*Work to complete*: Look below. Copy each line that has "Según" in it.

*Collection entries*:
START
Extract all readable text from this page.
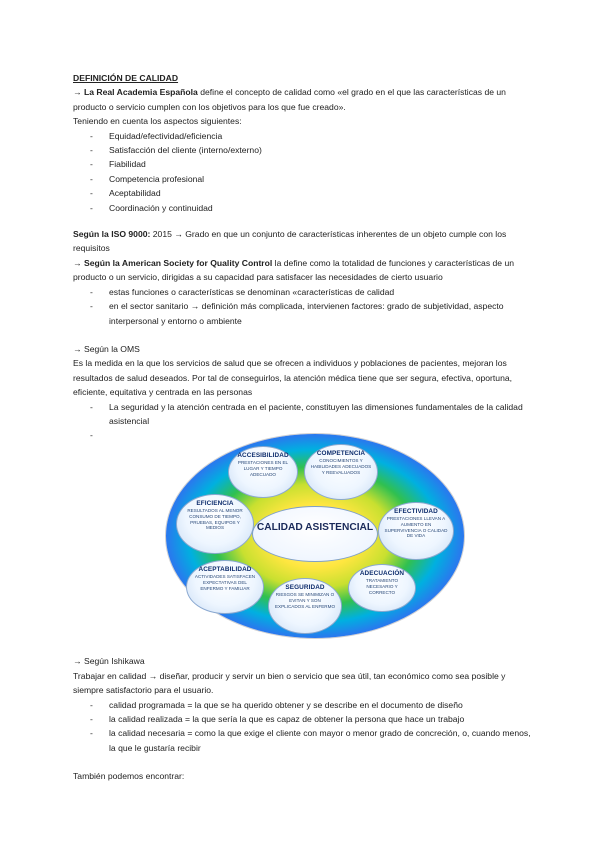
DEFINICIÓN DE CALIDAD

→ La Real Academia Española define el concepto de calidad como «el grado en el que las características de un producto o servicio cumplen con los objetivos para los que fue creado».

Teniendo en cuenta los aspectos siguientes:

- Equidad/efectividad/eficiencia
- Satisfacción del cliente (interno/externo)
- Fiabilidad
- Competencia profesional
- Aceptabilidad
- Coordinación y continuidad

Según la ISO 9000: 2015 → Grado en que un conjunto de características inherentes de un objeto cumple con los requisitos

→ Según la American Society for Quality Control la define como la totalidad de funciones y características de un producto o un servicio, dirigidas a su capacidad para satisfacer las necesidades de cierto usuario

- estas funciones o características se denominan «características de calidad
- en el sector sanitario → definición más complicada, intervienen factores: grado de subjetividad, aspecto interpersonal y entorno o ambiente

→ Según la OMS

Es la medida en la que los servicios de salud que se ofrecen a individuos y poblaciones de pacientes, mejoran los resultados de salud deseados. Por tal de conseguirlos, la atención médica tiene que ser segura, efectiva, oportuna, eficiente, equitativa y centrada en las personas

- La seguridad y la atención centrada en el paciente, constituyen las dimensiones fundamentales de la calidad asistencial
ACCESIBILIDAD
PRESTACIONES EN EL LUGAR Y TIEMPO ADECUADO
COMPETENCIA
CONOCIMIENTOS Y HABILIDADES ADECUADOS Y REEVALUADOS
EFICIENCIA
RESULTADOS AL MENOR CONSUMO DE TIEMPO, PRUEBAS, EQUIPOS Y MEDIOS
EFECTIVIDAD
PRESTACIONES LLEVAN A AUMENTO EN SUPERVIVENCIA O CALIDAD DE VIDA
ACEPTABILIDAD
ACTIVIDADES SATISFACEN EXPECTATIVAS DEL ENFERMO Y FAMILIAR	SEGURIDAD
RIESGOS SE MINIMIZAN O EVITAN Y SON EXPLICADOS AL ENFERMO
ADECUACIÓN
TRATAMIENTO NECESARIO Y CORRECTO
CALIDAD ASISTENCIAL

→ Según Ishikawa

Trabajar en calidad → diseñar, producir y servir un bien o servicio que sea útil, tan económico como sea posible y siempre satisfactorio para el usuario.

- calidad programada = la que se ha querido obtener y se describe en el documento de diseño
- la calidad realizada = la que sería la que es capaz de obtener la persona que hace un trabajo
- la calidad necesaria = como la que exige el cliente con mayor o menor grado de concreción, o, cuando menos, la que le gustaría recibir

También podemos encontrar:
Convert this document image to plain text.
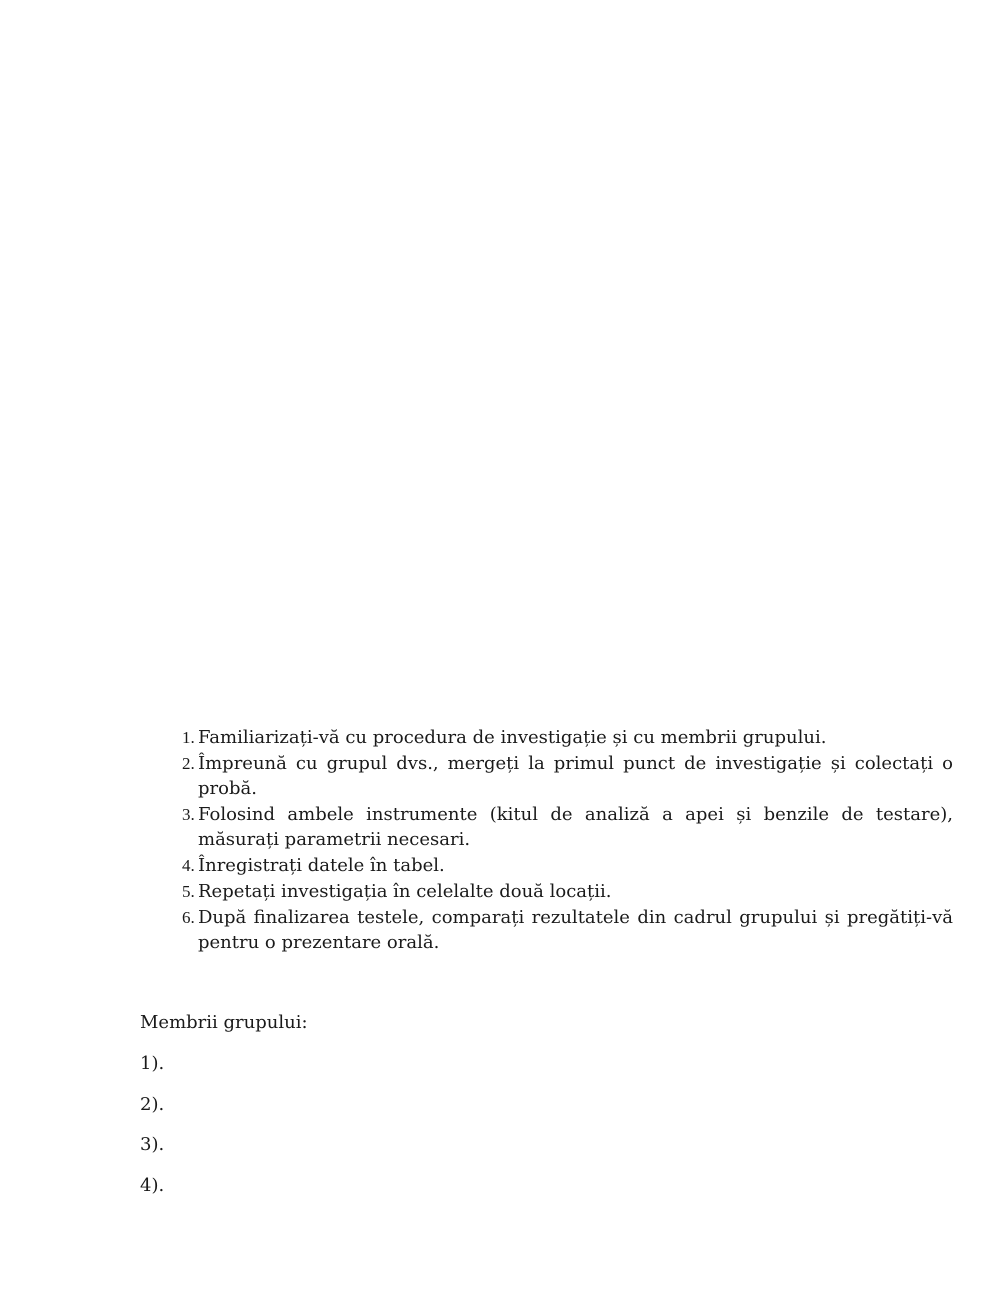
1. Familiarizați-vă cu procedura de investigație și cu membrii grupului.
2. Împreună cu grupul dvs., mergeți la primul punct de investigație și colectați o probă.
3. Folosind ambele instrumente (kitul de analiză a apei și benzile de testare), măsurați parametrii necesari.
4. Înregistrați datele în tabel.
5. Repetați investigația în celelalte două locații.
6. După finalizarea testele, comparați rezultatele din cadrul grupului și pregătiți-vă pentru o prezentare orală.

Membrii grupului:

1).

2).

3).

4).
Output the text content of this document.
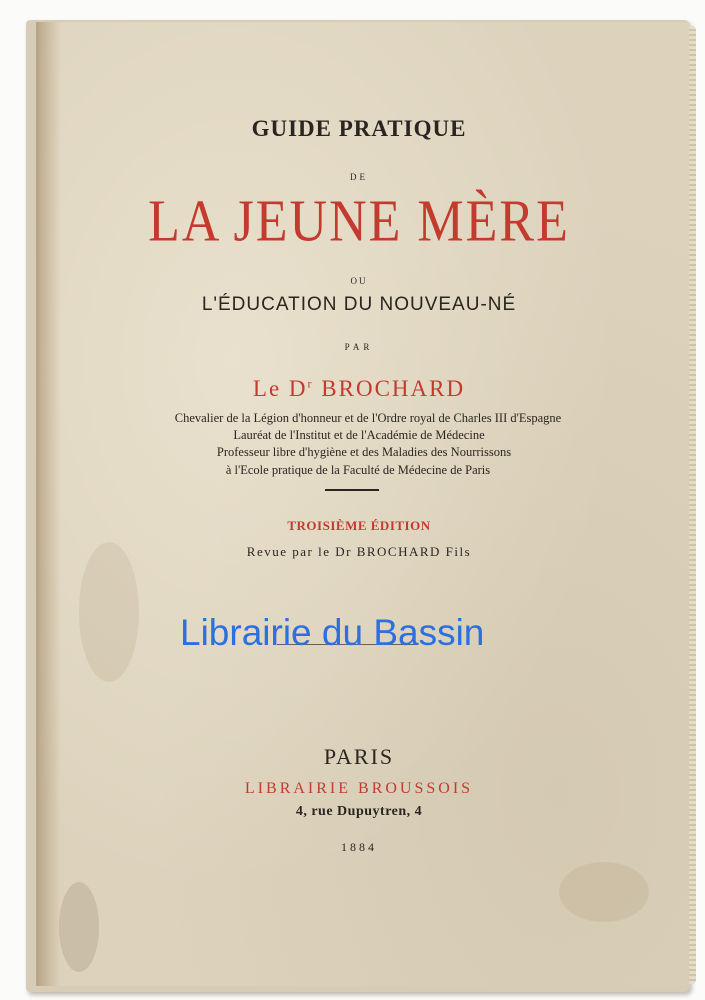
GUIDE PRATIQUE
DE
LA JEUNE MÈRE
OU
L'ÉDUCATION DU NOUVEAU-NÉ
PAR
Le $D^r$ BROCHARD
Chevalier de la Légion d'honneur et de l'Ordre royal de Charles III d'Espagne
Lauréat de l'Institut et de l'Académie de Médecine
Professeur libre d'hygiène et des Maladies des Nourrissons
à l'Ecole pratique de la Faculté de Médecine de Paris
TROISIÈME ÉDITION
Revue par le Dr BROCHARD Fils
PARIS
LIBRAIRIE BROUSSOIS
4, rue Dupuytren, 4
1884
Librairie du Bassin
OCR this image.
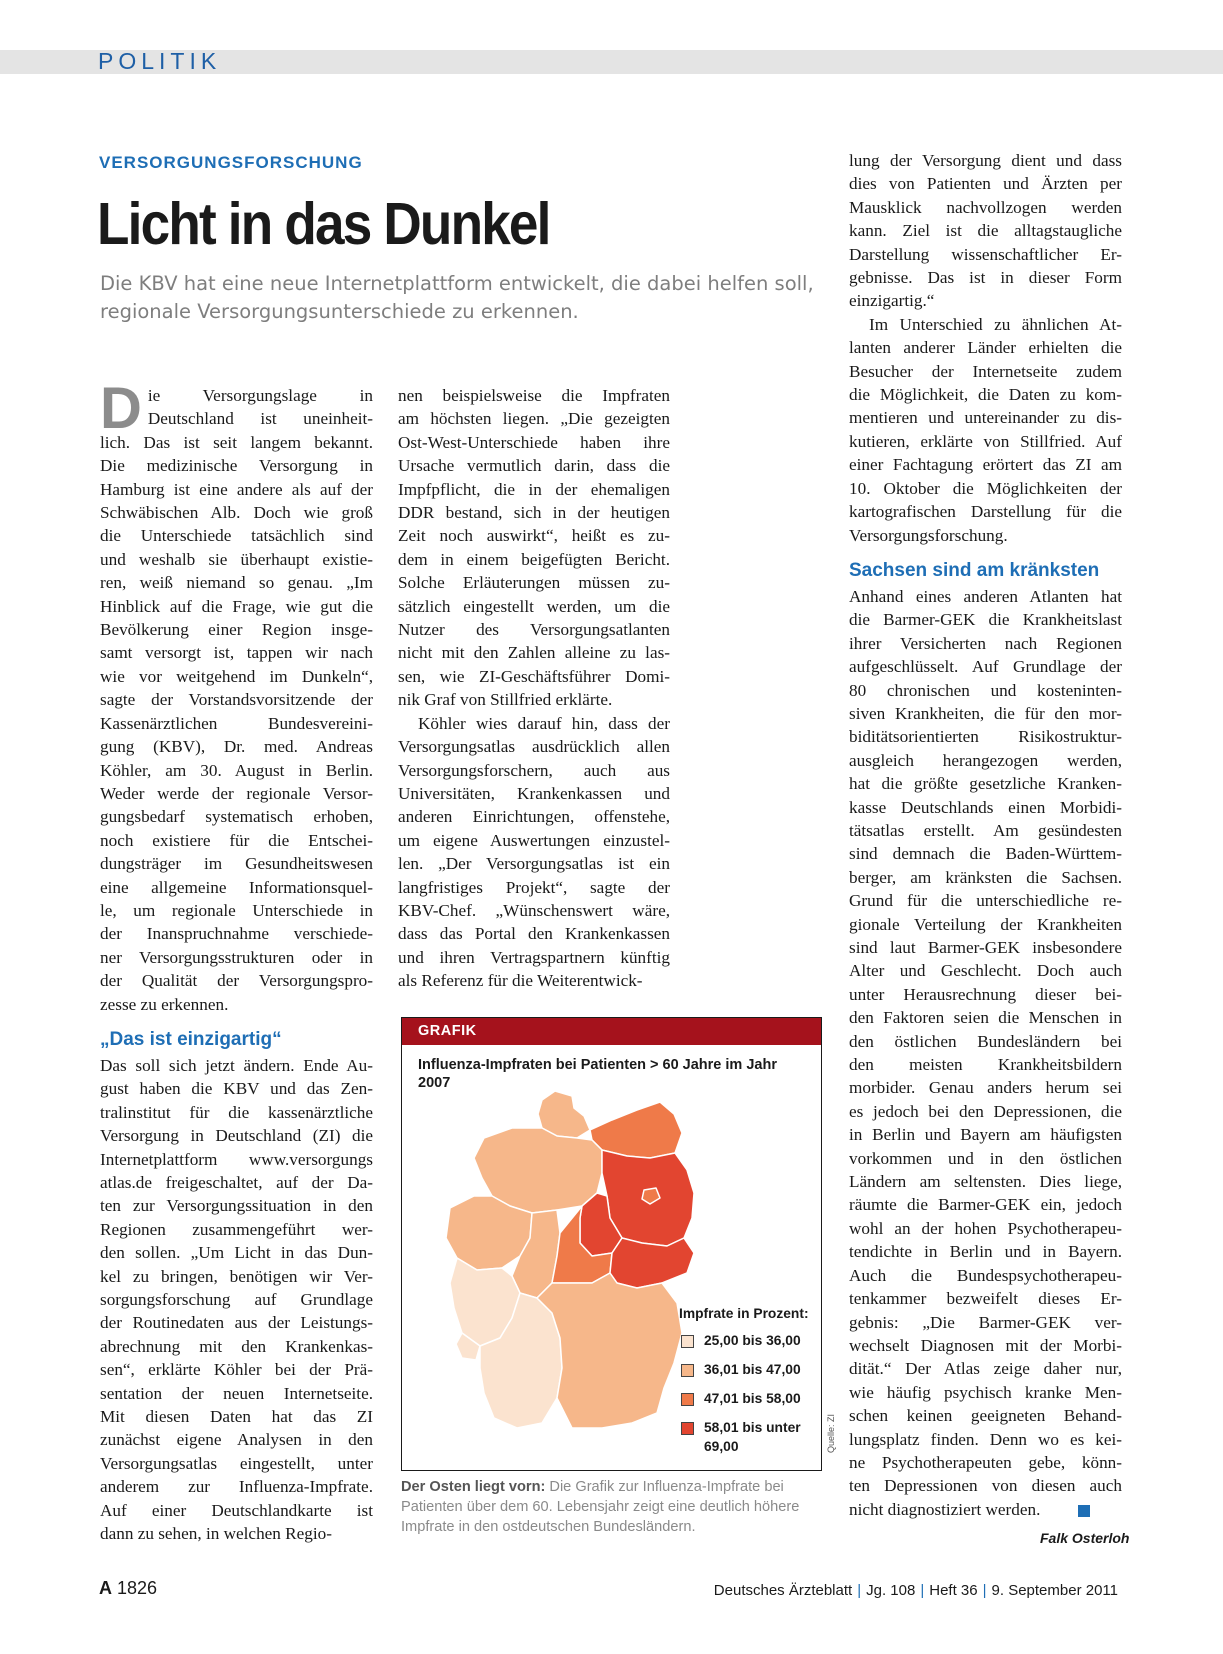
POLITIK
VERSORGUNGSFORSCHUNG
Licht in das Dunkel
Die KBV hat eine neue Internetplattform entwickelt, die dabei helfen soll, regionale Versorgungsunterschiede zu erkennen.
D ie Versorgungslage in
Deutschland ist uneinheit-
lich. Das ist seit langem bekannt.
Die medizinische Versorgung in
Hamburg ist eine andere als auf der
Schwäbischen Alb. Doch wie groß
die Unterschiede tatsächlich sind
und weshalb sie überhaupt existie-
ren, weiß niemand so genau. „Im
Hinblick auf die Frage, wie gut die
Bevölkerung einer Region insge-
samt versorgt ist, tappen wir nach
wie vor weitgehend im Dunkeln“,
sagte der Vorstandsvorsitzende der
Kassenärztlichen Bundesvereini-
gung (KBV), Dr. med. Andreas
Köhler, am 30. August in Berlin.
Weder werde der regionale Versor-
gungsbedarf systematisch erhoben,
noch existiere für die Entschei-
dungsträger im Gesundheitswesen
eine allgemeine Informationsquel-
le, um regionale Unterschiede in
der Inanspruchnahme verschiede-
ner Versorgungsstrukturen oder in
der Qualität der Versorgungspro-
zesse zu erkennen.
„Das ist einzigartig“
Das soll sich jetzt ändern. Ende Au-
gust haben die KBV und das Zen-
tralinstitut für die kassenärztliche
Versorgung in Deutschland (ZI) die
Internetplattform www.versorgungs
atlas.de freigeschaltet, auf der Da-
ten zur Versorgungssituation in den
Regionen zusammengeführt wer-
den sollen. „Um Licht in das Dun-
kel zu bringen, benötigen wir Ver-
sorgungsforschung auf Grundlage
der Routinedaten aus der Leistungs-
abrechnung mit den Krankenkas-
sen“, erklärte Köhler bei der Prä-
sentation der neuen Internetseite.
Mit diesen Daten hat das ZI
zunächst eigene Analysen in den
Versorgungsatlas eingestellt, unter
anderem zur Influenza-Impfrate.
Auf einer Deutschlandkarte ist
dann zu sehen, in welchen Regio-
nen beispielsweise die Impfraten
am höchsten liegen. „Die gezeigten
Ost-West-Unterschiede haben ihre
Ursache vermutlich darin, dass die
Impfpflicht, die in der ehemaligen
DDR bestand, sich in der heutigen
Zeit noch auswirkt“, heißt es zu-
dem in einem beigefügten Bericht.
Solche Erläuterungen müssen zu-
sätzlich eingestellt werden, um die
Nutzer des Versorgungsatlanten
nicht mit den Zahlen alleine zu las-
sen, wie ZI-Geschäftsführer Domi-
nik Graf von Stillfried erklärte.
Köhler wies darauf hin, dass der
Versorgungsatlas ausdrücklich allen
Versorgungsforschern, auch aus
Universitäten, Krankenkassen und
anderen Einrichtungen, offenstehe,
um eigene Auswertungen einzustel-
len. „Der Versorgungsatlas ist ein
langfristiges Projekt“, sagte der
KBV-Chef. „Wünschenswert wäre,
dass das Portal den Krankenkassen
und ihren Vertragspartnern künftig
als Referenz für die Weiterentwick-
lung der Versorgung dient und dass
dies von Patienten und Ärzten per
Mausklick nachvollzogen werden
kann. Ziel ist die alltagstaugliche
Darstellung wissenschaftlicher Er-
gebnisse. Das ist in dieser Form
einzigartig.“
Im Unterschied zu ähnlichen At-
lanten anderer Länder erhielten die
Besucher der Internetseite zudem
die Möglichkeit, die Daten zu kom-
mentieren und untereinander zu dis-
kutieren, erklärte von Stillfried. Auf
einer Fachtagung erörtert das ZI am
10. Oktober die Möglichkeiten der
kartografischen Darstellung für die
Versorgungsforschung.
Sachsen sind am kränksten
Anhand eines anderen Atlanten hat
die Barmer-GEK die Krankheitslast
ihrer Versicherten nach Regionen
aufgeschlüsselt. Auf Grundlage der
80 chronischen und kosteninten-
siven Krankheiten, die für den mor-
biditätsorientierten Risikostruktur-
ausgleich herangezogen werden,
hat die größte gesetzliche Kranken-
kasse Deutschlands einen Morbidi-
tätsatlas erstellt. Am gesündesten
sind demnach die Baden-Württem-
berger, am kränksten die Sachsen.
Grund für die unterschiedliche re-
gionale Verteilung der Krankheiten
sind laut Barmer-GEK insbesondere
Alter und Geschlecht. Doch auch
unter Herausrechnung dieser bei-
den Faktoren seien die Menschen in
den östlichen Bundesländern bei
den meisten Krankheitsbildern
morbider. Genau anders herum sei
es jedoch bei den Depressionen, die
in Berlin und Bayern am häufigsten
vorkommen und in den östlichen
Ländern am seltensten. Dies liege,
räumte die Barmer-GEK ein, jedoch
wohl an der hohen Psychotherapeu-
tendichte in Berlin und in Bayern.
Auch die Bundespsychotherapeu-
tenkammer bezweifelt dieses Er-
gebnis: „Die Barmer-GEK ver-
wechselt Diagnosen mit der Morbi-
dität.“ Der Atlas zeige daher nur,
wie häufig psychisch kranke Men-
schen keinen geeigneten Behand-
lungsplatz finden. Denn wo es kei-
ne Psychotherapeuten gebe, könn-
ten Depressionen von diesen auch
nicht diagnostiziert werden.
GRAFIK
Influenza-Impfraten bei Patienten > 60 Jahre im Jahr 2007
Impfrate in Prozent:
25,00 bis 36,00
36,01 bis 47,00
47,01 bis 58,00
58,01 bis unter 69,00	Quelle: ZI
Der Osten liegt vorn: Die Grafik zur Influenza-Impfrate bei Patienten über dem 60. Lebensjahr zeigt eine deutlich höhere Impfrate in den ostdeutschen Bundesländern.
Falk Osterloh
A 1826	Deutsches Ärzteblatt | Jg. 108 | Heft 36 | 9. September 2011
END
*Answer*:
Según la ISO 9000: 2015 → Grado en que un conjunto de características inherentes de un objeto cumple con los requisitos
→ Según la American Society for Quality Control la define como la totalidad de funciones y características de un producto o un servicio, dirigidas a su capacidad para satisfacer las necesidades de cierto usuario
→ Según la OMS
→ Según Ishikawa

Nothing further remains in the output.